— Task goal —
The records below must be written out exactly, with every picture left behind.

┏━━

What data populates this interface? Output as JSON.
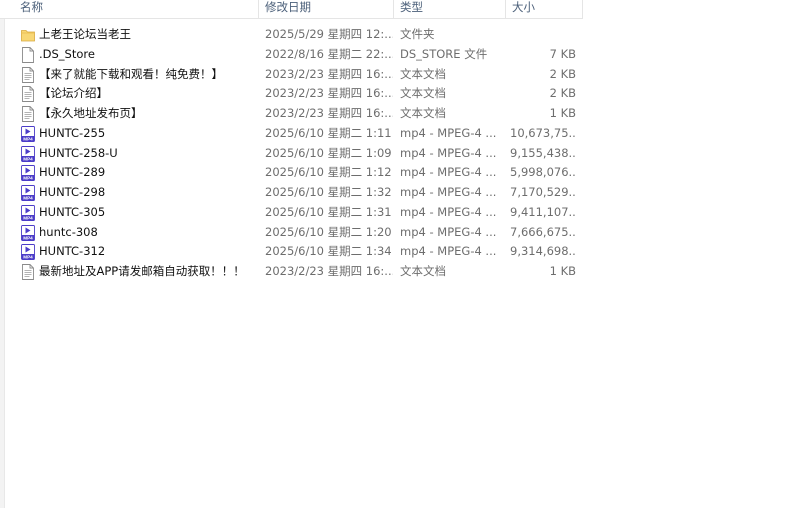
{
  "columns": {
    "name": "名称",
    "date": "修改日期",
    "type": "类型",
    "size": "大小"
  },
  "files": [
    {
      "icon": "folder-icon",
      "name": "上老王论坛当老王",
      "date": "2025/5/29 星期四 12:...",
      "type": "文件夹",
      "size": ""
    },
    {
      "icon": "file-icon",
      "name": ".DS_Store",
      "date": "2022/8/16 星期二 22:...",
      "type": "DS_STORE 文件",
      "size": "7 KB"
    },
    {
      "icon": "text-file-icon",
      "name": "【来了就能下载和观看！纯免费！】",
      "date": "2023/2/23 星期四 16:...",
      "type": "文本文档",
      "size": "2 KB"
    },
    {
      "icon": "text-file-icon",
      "name": "【论坛介绍】",
      "date": "2023/2/23 星期四 16:...",
      "type": "文本文档",
      "size": "2 KB"
    },
    {
      "icon": "text-file-icon",
      "name": "【永久地址发布页】",
      "date": "2023/2/23 星期四 16:...",
      "type": "文本文档",
      "size": "1 KB"
    },
    {
      "icon": "mp4-icon",
      "name": "HUNTC-255",
      "date": "2025/6/10 星期二 1:11",
      "type": "mp4 - MPEG-4 ...",
      "size": "10,673,75..."
    },
    {
      "icon": "mp4-icon",
      "name": "HUNTC-258-U",
      "date": "2025/6/10 星期二 1:09",
      "type": "mp4 - MPEG-4 ...",
      "size": "9,155,438..."
    },
    {
      "icon": "mp4-icon",
      "name": "HUNTC-289",
      "date": "2025/6/10 星期二 1:12",
      "type": "mp4 - MPEG-4 ...",
      "size": "5,998,076..."
    },
    {
      "icon": "mp4-icon",
      "name": "HUNTC-298",
      "date": "2025/6/10 星期二 1:32",
      "type": "mp4 - MPEG-4 ...",
      "size": "7,170,529..."
    },
    {
      "icon": "mp4-icon",
      "name": "HUNTC-305",
      "date": "2025/6/10 星期二 1:31",
      "type": "mp4 - MPEG-4 ...",
      "size": "9,411,107..."
    },
    {
      "icon": "mp4-icon",
      "name": "huntc-308",
      "date": "2025/6/10 星期二 1:20",
      "type": "mp4 - MPEG-4 ...",
      "size": "7,666,675..."
    },
    {
      "icon": "mp4-icon",
      "name": "HUNTC-312",
      "date": "2025/6/10 星期二 1:34",
      "type": "mp4 - MPEG-4 ...",
      "size": "9,314,698..."
    },
    {
      "icon": "text-file-icon",
      "name": "最新地址及APP请发邮箱自动获取！！！",
      "date": "2023/2/23 星期四 16:...",
      "type": "文本文档",
      "size": "1 KB"
    }
  ],
  "colors": {
    "header_text": "#4c607a",
    "folder": "#f8d775",
    "mp4_icon": "#4b3cc8"
  }
}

┗━━

— Complete response —
What data populates this interface? Output as JSON.
{
  "columns": {
    "name": "名称",
    "date": "修改日期",
    "type": "类型",
    "size": "大小"
  },
  "files": [
    {
      "icon": "folder-icon",
      "name": "上老王论坛当老王",
      "date": "2025/5/29 星期四 12:...",
      "type": "文件夹",
      "size": ""
    },
    {
      "icon": "file-icon",
      "name": ".DS_Store",
      "date": "2022/8/16 星期二 22:...",
      "type": "DS_STORE 文件",
      "size": "7 KB"
    },
    {
      "icon": "text-file-icon",
      "name": "【来了就能下载和观看！纯免费！】",
      "date": "2023/2/23 星期四 16:...",
      "type": "文本文档",
      "size": "2 KB"
    },
    {
      "icon": "text-file-icon",
      "name": "【论坛介绍】",
      "date": "2023/2/23 星期四 16:...",
      "type": "文本文档",
      "size": "2 KB"
    },
    {
      "icon": "text-file-icon",
      "name": "【永久地址发布页】",
      "date": "2023/2/23 星期四 16:...",
      "type": "文本文档",
      "size": "1 KB"
    },
    {
      "icon": "mp4-icon",
      "name": "HUNTC-255",
      "date": "2025/6/10 星期二 1:11",
      "type": "mp4 - MPEG-4 ...",
      "size": "10,673,75..."
    },
    {
      "icon": "mp4-icon",
      "name": "HUNTC-258-U",
      "date": "2025/6/10 星期二 1:09",
      "type": "mp4 - MPEG-4 ...",
      "size": "9,155,438..."
    },
    {
      "icon": "mp4-icon",
      "name": "HUNTC-289",
      "date": "2025/6/10 星期二 1:12",
      "type": "mp4 - MPEG-4 ...",
      "size": "5,998,076..."
    },
    {
      "icon": "mp4-icon",
      "name": "HUNTC-298",
      "date": "2025/6/10 星期二 1:32",
      "type": "mp4 - MPEG-4 ...",
      "size": "7,170,529..."
    },
    {
      "icon": "mp4-icon",
      "name": "HUNTC-305",
      "date": "2025/6/10 星期二 1:31",
      "type": "mp4 - MPEG-4 ...",
      "size": "9,411,107..."
    },
    {
      "icon": "mp4-icon",
      "name": "huntc-308",
      "date": "2025/6/10 星期二 1:20",
      "type": "mp4 - MPEG-4 ...",
      "size": "7,666,675..."
    },
    {
      "icon": "mp4-icon",
      "name": "HUNTC-312",
      "date": "2025/6/10 星期二 1:34",
      "type": "mp4 - MPEG-4 ...",
      "size": "9,314,698..."
    },
    {
      "icon": "text-file-icon",
      "name": "最新地址及APP请发邮箱自动获取！！！",
      "date": "2023/2/23 星期四 16:...",
      "type": "文本文档",
      "size": "1 KB"
    }
  ],
  "colors": {
    "header_text": "#4c607a",
    "folder": "#f8d775",
    "mp4_icon": "#4b3cc8"
  }
}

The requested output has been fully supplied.